Stored data
○ ○ ○ ○ ○

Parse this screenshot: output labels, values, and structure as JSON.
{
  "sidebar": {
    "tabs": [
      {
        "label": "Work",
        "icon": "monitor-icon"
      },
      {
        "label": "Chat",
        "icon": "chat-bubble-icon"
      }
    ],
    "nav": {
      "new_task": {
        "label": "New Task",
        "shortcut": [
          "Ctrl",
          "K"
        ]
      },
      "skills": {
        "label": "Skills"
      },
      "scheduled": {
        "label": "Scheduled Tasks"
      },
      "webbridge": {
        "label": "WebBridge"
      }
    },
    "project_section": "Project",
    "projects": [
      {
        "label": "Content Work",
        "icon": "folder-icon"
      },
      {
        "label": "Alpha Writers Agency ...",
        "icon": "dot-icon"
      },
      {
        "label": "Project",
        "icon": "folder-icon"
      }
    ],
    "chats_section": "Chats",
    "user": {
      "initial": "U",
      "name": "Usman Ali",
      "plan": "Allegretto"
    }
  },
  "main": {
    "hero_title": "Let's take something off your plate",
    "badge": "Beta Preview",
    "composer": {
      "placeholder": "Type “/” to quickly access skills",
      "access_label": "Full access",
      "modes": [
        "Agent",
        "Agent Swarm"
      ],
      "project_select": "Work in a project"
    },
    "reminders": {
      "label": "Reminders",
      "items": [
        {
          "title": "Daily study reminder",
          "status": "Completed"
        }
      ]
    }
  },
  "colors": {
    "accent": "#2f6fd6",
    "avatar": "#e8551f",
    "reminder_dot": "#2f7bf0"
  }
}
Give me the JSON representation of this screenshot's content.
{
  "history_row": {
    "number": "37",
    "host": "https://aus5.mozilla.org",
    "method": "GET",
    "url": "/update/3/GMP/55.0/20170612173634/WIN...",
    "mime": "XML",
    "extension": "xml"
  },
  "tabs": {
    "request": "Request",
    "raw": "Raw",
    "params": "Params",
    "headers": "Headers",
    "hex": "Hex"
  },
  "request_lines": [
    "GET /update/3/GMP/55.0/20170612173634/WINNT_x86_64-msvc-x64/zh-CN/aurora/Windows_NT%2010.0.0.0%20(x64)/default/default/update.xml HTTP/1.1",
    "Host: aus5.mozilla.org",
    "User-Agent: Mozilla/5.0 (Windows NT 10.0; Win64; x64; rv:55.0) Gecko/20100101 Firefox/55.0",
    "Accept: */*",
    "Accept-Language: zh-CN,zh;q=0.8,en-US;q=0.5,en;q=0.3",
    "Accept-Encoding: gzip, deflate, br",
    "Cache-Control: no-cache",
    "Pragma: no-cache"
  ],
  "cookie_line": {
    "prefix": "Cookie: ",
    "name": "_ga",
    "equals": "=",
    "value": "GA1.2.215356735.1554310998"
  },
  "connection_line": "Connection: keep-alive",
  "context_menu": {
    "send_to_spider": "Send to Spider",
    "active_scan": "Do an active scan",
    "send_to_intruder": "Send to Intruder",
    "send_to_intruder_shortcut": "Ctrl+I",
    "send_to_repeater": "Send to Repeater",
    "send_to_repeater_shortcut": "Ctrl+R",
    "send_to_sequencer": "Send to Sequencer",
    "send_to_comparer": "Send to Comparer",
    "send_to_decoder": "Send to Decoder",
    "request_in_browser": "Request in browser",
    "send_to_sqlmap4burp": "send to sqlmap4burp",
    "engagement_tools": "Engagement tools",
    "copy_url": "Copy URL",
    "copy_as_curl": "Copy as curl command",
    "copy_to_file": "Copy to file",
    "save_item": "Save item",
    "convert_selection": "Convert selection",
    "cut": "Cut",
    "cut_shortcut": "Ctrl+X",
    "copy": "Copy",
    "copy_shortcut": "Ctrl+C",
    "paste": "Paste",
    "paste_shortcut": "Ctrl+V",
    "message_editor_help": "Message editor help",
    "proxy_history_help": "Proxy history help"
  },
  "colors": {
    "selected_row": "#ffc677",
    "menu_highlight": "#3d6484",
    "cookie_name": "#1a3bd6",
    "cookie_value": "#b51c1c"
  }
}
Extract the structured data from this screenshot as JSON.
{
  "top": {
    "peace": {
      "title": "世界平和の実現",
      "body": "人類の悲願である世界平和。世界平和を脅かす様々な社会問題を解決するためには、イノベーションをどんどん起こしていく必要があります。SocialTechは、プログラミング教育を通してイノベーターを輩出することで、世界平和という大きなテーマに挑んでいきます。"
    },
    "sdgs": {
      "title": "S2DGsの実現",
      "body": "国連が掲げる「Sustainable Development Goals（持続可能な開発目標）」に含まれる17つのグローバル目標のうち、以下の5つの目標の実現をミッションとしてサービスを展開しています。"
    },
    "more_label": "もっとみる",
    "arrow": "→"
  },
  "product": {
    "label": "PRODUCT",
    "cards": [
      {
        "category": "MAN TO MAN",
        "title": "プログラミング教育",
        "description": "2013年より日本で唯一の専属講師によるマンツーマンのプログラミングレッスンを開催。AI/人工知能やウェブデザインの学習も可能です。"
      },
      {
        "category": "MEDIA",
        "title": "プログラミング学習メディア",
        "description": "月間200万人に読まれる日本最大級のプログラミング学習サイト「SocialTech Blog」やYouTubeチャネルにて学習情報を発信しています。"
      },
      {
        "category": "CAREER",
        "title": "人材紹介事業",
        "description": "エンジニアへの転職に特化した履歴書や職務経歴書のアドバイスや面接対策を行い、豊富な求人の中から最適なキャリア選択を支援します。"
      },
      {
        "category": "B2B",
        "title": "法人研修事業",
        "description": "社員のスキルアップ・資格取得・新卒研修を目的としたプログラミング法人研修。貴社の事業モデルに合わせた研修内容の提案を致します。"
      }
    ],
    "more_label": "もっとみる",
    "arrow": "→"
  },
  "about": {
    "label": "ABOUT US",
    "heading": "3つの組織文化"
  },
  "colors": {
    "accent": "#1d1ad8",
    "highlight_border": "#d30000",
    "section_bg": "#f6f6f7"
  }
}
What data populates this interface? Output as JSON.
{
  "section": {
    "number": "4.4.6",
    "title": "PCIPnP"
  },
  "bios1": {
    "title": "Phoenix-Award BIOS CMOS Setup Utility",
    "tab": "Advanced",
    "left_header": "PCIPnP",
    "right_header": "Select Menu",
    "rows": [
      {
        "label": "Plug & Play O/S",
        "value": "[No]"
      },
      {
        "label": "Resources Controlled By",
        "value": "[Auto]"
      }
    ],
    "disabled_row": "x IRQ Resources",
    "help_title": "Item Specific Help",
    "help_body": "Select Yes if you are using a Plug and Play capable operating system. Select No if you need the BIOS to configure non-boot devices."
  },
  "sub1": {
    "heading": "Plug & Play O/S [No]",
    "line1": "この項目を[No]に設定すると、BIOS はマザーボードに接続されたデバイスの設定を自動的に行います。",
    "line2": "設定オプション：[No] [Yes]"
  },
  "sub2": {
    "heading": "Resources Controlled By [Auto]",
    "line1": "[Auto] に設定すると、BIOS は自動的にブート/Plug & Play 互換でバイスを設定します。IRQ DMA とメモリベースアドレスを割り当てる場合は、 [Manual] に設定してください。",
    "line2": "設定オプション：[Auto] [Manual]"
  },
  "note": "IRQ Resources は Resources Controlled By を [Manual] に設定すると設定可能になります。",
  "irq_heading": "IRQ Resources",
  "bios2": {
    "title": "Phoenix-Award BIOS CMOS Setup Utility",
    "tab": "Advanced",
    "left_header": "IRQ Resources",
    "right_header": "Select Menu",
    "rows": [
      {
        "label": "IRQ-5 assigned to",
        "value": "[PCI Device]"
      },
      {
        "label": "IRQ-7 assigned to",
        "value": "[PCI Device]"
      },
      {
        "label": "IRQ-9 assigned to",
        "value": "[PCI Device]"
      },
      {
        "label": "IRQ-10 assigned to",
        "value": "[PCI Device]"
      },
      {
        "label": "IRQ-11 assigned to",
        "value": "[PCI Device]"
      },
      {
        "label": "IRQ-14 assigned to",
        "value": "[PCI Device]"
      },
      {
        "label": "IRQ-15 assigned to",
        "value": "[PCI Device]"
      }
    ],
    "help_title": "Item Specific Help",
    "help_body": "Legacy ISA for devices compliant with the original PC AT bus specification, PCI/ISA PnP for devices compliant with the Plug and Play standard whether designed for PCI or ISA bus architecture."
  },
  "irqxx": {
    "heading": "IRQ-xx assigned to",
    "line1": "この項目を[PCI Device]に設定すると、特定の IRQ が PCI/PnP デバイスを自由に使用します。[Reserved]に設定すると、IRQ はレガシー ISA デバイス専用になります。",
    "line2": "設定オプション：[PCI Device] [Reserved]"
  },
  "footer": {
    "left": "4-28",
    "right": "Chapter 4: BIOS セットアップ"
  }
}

○ ○ ○ ○ ○

Only the number is wanted: how many lines above include the word "Manual"?

3